Start EXTRACTED ENTRIES

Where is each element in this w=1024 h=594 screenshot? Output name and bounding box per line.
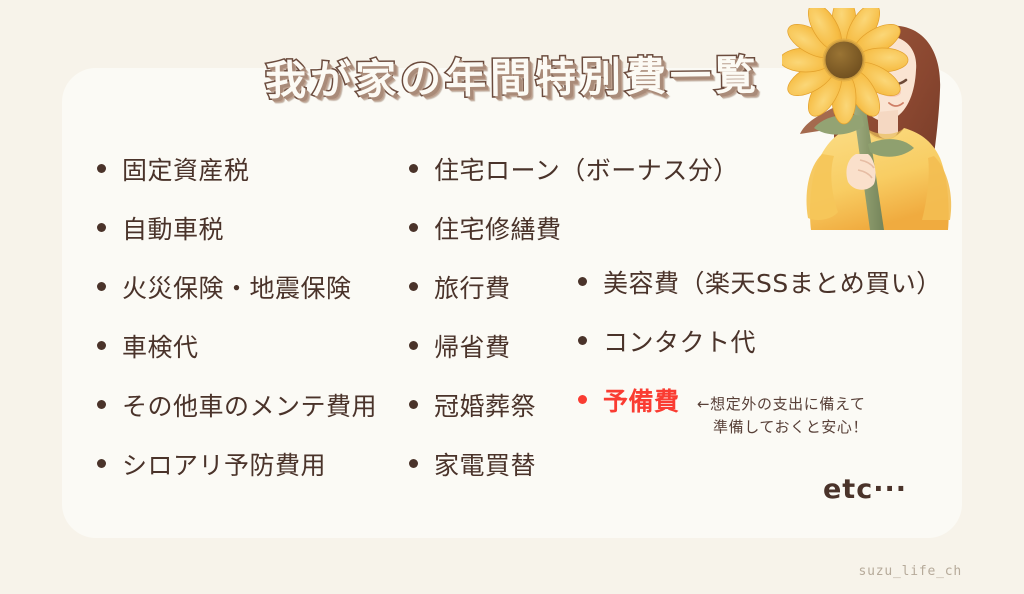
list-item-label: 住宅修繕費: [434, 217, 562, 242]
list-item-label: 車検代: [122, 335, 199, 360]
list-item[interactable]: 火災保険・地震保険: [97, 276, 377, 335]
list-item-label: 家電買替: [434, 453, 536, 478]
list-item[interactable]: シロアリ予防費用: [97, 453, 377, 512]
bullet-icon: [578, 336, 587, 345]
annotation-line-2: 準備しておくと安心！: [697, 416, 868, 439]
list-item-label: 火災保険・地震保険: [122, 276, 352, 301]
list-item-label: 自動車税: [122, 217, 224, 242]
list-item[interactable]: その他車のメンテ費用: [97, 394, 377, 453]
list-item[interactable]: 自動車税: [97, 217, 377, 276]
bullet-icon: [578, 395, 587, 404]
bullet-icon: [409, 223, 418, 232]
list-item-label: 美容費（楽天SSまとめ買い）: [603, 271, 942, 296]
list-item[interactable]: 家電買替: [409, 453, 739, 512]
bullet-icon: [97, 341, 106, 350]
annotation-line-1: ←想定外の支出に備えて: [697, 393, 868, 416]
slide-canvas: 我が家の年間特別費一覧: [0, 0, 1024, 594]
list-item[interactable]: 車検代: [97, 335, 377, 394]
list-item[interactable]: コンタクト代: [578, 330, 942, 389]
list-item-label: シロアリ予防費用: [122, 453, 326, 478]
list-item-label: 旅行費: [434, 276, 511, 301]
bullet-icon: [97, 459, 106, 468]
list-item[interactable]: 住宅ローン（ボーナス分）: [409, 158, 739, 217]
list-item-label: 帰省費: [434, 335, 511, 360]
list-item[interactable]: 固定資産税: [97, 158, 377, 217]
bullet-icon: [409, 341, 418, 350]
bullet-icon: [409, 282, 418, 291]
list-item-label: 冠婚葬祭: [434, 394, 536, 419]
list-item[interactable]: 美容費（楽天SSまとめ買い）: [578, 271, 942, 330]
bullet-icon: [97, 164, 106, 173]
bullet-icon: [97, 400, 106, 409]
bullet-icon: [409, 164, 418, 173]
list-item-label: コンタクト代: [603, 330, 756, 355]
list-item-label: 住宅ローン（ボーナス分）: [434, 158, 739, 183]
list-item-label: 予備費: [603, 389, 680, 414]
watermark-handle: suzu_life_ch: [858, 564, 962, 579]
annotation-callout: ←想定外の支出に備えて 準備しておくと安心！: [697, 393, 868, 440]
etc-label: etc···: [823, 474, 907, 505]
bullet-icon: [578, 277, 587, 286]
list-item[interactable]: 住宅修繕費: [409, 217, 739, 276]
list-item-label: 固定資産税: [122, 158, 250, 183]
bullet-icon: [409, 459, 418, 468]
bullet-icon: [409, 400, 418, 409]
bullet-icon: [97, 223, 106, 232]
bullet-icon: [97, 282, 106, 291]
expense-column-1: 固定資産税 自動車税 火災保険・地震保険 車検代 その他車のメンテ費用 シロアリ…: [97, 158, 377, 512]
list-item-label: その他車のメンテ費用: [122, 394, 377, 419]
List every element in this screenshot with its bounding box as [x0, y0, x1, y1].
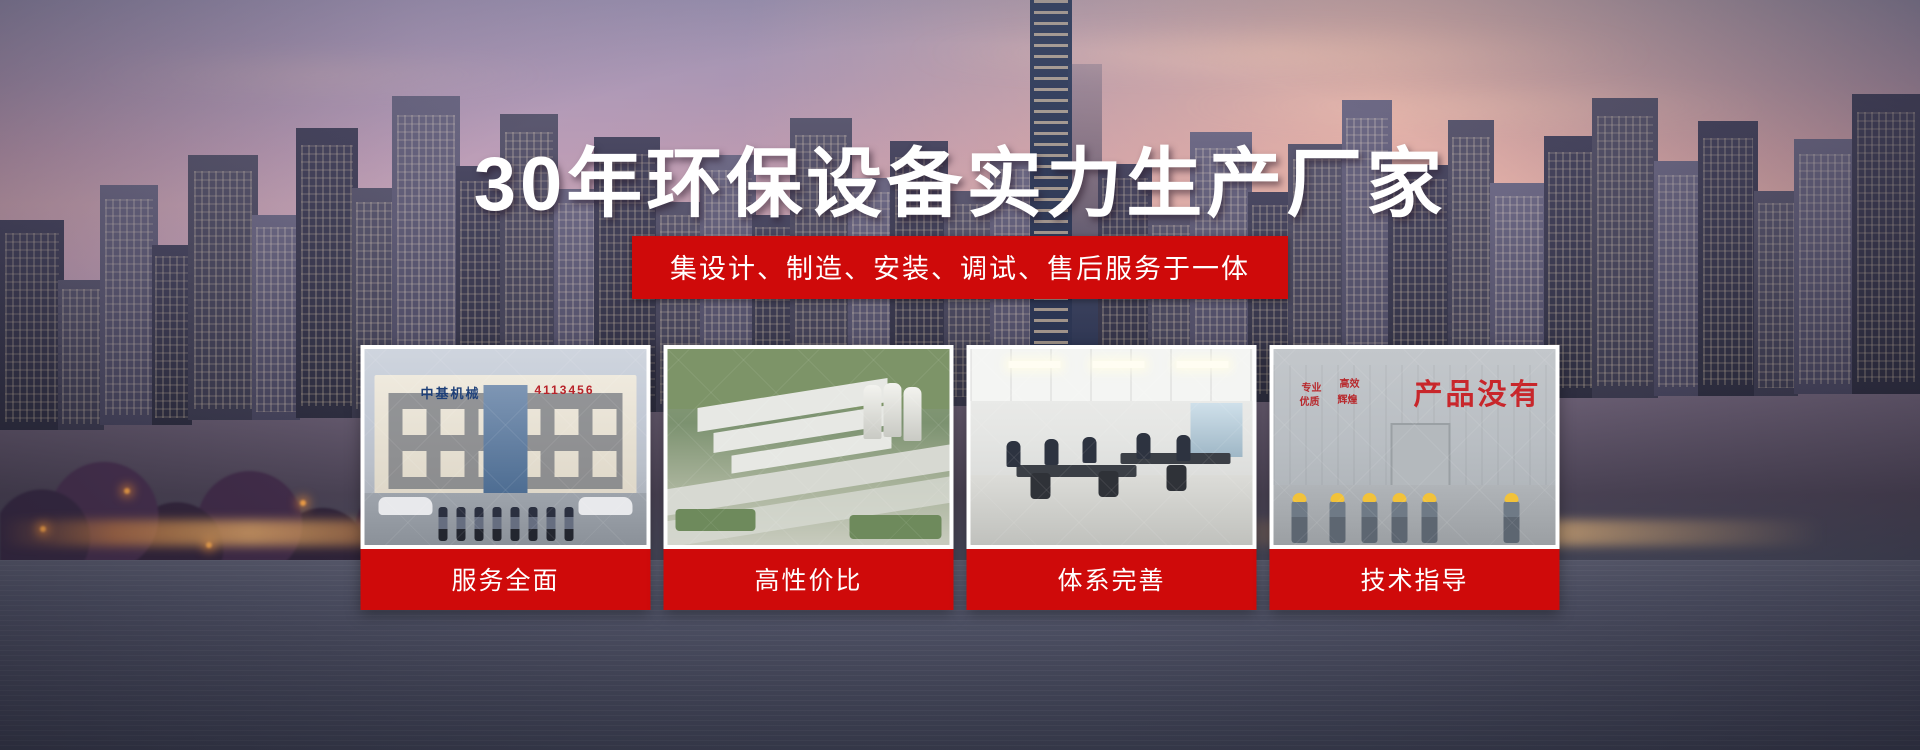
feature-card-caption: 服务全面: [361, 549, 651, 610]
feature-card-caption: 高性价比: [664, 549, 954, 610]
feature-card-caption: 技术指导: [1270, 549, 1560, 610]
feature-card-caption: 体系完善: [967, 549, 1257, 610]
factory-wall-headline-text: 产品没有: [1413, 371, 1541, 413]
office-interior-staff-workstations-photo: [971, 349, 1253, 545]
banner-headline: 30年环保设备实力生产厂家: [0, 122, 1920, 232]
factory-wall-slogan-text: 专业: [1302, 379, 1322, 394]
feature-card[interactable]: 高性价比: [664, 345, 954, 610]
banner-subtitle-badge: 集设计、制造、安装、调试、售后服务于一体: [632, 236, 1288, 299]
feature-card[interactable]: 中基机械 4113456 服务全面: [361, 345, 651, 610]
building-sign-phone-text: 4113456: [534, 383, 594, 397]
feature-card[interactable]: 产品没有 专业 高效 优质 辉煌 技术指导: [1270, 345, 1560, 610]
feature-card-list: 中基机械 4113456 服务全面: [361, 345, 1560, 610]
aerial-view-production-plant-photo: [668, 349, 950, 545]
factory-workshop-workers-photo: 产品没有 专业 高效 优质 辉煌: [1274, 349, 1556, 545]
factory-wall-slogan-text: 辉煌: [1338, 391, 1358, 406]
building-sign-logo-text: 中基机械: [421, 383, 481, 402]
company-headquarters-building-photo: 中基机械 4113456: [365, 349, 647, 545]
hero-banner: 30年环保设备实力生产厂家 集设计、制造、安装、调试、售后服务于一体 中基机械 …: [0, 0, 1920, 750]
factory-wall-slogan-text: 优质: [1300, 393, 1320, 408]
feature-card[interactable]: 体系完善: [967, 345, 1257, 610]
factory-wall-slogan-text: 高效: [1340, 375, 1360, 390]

End EXTRACTED ENTRIES

Collect every line of the material above that contains the string "annotation", matching case exactly.

▸ **THE ANSWER**
annotation-line-2: 準備しておくと安心！: [697, 416, 868, 439]
annotation-line-1: ←想定外の支出に備えて: [697, 393, 868, 416]
annotation-callout: ←想定外の支出に備えて 準備しておくと安心！: [697, 393, 868, 440]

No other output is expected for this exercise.